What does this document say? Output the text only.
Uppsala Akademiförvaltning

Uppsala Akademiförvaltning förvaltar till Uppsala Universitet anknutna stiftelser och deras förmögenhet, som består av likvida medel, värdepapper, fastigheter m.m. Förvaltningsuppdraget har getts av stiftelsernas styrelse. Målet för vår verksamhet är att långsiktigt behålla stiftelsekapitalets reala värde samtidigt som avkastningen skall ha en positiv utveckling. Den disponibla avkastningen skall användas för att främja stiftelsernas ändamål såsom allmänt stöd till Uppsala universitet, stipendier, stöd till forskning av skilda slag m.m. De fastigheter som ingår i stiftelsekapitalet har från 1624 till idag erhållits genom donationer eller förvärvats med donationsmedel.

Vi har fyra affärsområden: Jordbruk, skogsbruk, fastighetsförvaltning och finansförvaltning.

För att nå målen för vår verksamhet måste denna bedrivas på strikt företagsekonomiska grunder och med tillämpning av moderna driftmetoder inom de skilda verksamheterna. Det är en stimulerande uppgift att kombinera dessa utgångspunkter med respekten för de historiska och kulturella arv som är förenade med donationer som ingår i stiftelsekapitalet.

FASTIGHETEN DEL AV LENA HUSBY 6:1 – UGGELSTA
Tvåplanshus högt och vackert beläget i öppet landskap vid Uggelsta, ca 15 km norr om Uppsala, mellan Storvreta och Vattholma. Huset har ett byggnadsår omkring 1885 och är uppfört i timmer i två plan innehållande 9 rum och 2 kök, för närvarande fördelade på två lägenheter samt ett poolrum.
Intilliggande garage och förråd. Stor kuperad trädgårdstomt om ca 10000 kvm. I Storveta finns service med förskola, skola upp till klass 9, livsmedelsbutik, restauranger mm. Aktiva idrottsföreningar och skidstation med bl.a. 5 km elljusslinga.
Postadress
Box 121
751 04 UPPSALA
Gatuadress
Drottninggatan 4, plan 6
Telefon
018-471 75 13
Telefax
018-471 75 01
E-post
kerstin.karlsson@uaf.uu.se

## ASSIGNMENT
The data should be copied out in full, exactly as it reads.

## EXERCISE RESULT
What does this document say? Output the text only.
Uppsala Akademiförvaltning

Uppsala Akademiförvaltning förvaltar till Uppsala Universitet anknutna stiftelser och deras förmögenhet, som består av likvida medel, värdepapper, fastigheter m.m. Förvaltningsuppdraget har getts av stiftelsernas styrelse. Målet för vår verksamhet är att långsiktigt behålla stiftelsekapitalets reala värde samtidigt som avkastningen skall ha en positiv utveckling. Den disponibla avkastningen skall användas för att främja stiftelsernas ändamål såsom allmänt stöd till Uppsala universitet, stipendier, stöd till forskning av skilda slag m.m. De fastigheter som ingår i stiftelsekapitalet har från 1624 till idag erhållits genom donationer eller förvärvats med donationsmedel.

Vi har fyra affärsområden: Jordbruk, skogsbruk, fastighetsförvaltning och finansförvaltning.

För att nå målen för vår verksamhet måste denna bedrivas på strikt företagsekonomiska grunder och med tillämpning av moderna driftmetoder inom de skilda verksamheterna. Det är en stimulerande uppgift att kombinera dessa utgångspunkter med respekten för de historiska och kulturella arv som är förenade med donationer som ingår i stiftelsekapitalet.

FASTIGHETEN DEL AV LENA HUSBY 6:1 – UGGELSTA
Tvåplanshus högt och vackert beläget i öppet landskap vid Uggelsta, ca 15 km norr om Uppsala, mellan Storvreta och Vattholma. Huset har ett byggnadsår omkring 1885 och är uppfört i timmer i två plan innehållande 9 rum och 2 kök, för närvarande fördelade på två lägenheter samt ett poolrum.
Intilliggande garage och förråd. Stor kuperad trädgårdstomt om ca 10000 kvm. I Storveta finns service med förskola, skola upp till klass 9, livsmedelsbutik, restauranger mm. Aktiva idrottsföreningar och skidstation med bl.a. 5 km elljusslinga.
Postadress
Box 121
751 04 UPPSALA
Gatuadress
Drottninggatan 4, plan 6
Telefon
018-471 75 13
Telefax
018-471 75 01
E-post
kerstin.karlsson@uaf.uu.se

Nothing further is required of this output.